--- Start of Task input ---
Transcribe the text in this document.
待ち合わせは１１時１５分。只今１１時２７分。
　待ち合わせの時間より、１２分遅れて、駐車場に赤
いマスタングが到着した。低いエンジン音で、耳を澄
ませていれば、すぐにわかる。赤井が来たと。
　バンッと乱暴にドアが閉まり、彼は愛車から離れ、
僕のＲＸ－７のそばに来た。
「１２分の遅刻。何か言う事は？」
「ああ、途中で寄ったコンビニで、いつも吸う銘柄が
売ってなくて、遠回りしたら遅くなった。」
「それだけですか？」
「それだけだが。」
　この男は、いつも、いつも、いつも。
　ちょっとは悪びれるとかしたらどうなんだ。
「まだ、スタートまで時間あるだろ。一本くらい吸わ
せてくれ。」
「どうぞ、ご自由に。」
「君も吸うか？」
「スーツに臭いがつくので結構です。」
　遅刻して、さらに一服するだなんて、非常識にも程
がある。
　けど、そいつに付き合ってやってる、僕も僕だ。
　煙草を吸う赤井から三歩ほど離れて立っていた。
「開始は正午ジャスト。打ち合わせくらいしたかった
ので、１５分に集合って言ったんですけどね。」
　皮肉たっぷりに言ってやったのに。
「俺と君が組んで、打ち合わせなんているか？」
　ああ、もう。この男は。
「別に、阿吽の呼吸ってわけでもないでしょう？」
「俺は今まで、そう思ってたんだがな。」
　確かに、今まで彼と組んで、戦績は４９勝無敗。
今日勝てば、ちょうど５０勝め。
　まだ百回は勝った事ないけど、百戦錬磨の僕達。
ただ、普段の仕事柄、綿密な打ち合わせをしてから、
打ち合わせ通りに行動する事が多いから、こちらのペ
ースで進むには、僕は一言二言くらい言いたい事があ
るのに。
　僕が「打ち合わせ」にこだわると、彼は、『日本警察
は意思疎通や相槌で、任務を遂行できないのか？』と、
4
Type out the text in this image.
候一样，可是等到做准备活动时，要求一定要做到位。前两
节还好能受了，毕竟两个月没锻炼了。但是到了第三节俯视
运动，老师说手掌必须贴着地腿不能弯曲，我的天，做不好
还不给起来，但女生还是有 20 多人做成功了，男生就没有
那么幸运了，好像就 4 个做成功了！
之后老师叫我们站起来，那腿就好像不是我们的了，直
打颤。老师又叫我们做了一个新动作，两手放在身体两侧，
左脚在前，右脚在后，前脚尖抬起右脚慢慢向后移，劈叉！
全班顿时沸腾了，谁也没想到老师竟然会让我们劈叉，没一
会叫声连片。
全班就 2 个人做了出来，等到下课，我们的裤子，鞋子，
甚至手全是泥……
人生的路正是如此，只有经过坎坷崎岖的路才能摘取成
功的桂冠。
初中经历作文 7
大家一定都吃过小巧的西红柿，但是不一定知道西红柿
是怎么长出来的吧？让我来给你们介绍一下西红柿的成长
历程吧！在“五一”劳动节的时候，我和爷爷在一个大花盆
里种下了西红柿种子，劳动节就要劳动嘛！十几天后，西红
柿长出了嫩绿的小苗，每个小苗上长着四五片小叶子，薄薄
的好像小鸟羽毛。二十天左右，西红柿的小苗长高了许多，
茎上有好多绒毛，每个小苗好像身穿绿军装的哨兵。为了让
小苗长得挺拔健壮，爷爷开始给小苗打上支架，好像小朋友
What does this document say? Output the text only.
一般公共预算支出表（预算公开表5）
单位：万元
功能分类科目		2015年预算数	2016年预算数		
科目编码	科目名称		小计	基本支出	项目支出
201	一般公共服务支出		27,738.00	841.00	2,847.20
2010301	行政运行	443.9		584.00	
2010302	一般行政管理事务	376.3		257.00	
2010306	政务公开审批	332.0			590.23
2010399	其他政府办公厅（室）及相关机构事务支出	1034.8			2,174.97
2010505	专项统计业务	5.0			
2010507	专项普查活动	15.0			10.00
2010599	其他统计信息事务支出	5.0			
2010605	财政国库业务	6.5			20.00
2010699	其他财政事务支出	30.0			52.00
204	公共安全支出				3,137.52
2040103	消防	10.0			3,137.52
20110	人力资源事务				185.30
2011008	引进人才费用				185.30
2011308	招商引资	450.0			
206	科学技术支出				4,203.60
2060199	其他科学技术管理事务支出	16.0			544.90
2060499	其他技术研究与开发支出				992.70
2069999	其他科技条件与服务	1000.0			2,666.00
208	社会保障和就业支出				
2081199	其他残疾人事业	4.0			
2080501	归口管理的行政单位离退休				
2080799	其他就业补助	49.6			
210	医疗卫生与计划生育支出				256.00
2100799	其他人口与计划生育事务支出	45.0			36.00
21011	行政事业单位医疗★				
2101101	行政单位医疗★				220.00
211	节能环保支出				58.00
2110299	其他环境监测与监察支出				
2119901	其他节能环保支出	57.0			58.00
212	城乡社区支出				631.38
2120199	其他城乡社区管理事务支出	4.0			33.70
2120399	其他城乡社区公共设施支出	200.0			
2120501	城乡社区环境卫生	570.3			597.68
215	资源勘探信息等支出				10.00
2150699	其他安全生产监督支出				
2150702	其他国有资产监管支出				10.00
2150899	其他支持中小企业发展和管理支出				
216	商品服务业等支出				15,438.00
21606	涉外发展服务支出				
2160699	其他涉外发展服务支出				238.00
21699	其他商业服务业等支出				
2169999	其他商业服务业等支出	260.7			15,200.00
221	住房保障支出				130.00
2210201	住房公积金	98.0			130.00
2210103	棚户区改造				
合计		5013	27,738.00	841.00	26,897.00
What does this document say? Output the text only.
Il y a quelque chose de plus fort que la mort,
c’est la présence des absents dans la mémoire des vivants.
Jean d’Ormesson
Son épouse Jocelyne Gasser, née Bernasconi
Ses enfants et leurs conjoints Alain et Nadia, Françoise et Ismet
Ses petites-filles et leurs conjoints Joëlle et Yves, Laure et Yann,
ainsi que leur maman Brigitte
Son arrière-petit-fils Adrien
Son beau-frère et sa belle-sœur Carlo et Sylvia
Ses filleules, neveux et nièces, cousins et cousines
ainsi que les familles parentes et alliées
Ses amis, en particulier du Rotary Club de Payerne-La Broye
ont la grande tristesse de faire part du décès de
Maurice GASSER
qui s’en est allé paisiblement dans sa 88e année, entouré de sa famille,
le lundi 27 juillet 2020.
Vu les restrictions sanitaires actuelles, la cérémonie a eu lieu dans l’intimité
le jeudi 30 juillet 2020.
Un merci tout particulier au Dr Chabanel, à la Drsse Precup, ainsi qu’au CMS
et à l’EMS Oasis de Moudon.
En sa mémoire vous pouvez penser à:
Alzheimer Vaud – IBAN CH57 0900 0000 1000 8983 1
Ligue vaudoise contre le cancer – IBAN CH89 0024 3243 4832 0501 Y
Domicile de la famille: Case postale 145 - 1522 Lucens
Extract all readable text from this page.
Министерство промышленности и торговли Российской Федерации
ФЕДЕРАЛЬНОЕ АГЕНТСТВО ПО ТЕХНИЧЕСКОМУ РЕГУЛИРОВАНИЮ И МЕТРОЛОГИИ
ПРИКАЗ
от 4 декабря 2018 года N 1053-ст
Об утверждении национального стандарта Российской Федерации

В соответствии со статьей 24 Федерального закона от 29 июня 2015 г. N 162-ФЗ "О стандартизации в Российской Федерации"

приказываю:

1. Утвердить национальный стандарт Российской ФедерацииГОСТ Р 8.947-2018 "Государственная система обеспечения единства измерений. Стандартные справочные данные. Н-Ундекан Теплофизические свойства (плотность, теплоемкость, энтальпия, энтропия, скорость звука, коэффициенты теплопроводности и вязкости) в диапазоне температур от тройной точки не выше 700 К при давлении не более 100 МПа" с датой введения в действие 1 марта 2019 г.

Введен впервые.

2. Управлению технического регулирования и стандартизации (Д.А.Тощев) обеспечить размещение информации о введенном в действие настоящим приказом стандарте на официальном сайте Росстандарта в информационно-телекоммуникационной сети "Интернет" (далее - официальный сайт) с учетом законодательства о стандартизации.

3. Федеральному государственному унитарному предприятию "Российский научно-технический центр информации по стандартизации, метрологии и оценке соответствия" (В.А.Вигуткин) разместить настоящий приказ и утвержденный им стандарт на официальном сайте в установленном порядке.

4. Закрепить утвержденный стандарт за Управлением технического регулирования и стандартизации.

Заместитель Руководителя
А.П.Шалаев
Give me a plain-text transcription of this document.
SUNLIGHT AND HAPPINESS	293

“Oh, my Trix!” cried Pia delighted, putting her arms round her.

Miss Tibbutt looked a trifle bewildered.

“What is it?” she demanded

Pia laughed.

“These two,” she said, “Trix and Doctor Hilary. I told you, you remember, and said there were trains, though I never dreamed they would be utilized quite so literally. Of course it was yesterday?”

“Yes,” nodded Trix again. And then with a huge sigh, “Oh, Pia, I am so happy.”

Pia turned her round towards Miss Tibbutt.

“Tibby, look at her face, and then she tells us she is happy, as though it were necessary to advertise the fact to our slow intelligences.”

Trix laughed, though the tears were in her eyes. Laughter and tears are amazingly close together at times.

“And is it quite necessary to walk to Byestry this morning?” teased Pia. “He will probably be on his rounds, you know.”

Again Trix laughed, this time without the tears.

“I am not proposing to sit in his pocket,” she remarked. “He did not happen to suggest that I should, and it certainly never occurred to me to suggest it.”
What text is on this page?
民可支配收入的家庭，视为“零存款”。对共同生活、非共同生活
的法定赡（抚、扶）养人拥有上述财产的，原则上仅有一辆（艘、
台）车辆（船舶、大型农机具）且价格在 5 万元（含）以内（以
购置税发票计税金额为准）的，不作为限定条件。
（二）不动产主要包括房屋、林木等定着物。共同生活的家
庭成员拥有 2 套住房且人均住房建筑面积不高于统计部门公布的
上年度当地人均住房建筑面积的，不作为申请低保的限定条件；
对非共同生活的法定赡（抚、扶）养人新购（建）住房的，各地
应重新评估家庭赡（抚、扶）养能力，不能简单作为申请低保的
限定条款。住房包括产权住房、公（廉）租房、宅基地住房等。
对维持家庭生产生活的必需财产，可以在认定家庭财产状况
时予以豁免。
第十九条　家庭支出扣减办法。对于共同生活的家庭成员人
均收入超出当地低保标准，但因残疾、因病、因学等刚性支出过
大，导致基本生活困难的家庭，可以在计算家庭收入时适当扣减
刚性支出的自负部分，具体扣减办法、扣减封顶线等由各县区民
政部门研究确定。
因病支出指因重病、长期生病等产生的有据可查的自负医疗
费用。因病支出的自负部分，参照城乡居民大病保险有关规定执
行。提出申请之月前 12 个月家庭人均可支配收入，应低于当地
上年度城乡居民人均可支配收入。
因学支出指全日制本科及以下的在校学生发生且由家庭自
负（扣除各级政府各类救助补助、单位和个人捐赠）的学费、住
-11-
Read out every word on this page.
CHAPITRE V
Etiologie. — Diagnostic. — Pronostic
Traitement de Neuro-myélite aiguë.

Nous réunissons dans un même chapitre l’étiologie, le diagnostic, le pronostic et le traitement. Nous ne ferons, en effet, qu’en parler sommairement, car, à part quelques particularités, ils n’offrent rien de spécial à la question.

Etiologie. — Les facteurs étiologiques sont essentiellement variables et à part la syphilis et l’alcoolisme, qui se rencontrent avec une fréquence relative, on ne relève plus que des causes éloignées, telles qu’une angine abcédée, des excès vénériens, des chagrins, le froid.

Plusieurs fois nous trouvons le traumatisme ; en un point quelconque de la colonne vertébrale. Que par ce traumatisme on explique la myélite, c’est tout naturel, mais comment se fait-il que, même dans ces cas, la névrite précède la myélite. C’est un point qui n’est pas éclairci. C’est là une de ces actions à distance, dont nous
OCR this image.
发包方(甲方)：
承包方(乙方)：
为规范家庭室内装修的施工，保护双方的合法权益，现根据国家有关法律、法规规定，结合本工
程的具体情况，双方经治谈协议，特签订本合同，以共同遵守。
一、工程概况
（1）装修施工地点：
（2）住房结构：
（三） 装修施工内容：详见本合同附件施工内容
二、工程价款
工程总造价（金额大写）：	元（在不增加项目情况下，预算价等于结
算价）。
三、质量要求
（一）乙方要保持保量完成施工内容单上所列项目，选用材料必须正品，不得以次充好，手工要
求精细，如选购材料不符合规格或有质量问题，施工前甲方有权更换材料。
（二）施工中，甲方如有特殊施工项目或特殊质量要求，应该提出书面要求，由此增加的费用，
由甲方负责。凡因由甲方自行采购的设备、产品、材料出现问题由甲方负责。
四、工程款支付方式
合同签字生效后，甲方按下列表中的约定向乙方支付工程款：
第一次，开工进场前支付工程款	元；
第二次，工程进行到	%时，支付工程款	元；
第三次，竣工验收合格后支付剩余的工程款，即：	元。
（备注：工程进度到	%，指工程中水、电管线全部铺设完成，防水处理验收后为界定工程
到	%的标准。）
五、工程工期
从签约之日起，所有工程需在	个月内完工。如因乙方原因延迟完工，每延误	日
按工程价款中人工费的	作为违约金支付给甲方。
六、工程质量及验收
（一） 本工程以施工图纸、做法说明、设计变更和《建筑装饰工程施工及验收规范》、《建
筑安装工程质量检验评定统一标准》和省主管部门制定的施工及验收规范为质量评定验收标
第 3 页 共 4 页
--- End of Task input ---
# Written request
Go through the records. Copy each line where "tout" appears.

# Answer to this task
Un merci tout particulier au Dr Chabanel, à la Drsse Precup, ainsi qu’au CMS
Plusieurs fois nous trouvons le traumatisme ; en un point quelconque de la colonne vertébrale. Que par ce traumatisme on explique la myélite, c’est tout naturel, mais comment se fait-il que, même dans ces cas, la névrite précède la myélite. C’est un point qui n’est pas éclairci. C’est là une de ces actions à distance, dont nous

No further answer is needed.